What you need to do: Copy each line of the records that contains the word "схему".

===

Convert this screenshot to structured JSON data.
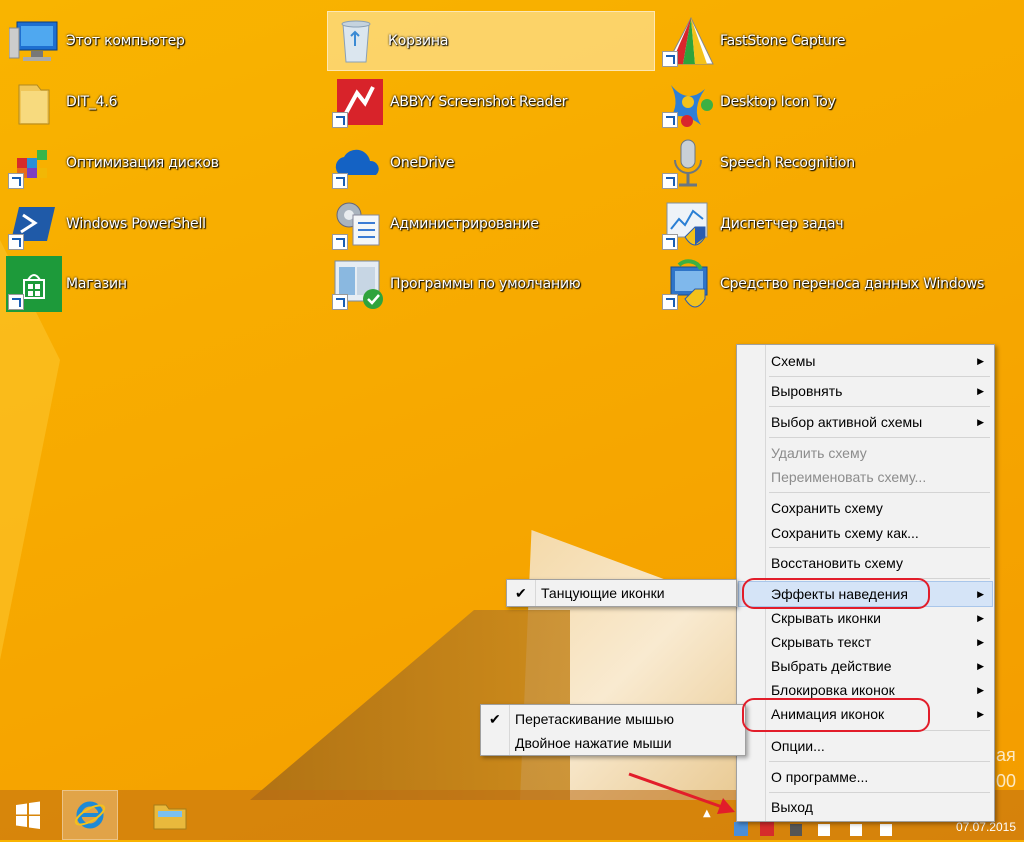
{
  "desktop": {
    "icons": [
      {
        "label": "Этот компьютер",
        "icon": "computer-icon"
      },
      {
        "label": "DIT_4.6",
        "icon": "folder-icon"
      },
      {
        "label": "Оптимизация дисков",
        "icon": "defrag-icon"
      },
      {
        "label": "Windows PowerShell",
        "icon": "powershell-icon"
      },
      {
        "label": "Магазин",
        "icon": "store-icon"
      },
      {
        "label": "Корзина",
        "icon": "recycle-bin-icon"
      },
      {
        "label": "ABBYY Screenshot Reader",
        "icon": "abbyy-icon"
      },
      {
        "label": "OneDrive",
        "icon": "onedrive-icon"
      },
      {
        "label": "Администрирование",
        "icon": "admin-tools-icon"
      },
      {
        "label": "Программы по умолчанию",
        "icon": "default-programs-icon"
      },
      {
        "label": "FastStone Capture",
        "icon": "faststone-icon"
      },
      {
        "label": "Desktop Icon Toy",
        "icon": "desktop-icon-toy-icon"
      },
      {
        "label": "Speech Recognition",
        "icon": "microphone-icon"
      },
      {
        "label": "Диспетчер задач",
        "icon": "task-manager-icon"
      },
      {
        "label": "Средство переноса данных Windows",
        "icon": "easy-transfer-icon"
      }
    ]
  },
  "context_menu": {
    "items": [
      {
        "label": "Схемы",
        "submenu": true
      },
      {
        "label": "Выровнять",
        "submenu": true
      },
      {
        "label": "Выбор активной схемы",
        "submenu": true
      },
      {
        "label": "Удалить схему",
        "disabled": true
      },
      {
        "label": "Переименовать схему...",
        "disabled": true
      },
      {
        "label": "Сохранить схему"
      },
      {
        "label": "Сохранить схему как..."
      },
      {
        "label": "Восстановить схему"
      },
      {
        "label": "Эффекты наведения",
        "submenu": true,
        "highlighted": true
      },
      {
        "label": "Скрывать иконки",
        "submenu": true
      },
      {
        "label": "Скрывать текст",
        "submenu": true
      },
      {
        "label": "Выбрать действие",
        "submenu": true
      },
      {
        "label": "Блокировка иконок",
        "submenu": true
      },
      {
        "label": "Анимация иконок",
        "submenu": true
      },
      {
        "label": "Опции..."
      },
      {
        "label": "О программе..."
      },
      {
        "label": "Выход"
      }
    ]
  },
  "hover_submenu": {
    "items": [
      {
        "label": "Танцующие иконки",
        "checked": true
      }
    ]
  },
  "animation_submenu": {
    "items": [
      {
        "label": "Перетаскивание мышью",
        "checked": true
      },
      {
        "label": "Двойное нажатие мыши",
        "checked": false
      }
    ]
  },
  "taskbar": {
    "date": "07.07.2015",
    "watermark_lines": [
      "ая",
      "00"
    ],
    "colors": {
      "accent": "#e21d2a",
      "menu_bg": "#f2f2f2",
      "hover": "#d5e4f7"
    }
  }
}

===

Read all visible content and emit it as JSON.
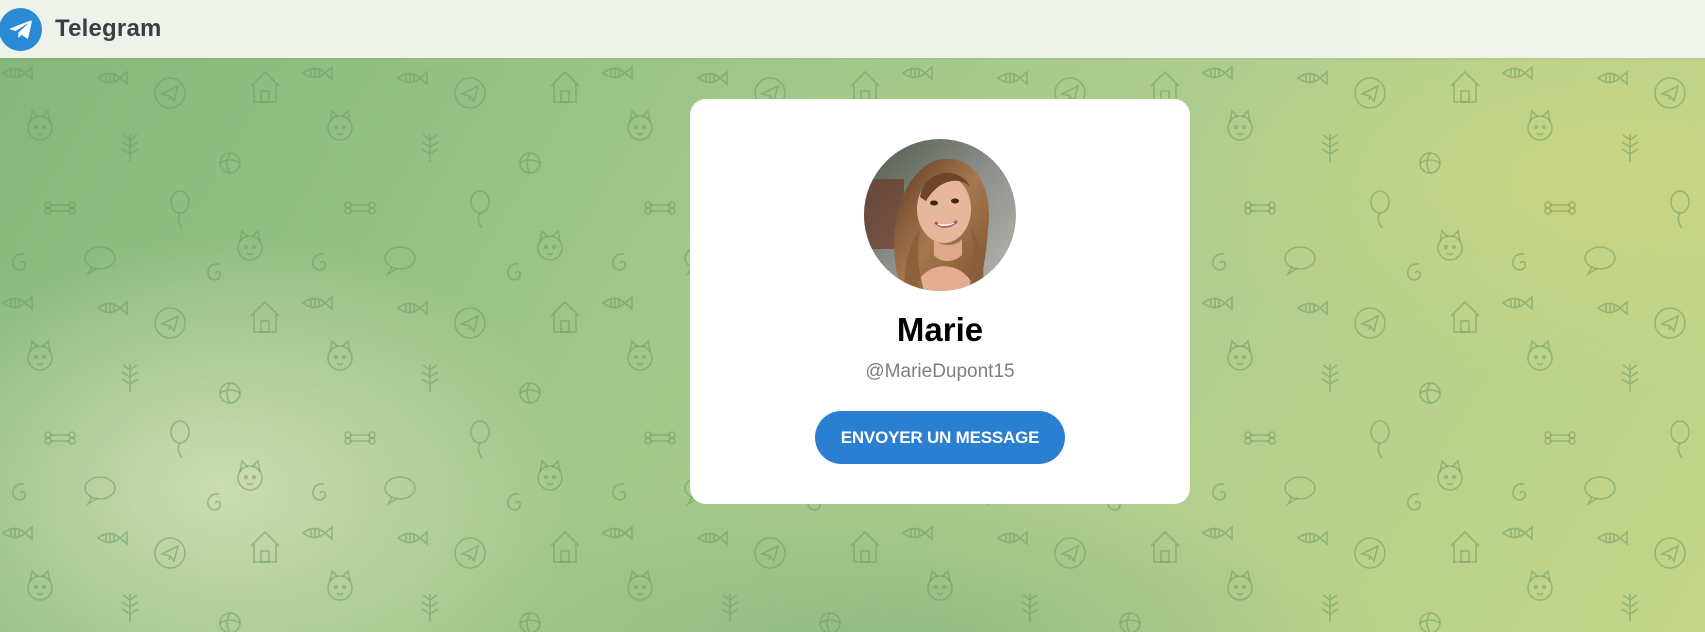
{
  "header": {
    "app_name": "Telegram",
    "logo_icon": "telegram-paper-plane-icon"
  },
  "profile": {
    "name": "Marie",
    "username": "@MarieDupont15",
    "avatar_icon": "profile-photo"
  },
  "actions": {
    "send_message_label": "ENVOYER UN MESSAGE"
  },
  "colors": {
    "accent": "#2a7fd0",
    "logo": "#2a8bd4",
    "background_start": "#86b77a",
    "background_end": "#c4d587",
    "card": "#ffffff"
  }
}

===

Full response:
        "label": "Удалить схему",
        "label": "Переименовать схему...",
        "label": "Сохранить схему"
        "label": "Сохранить схему как..."
        "label": "Восстановить схему"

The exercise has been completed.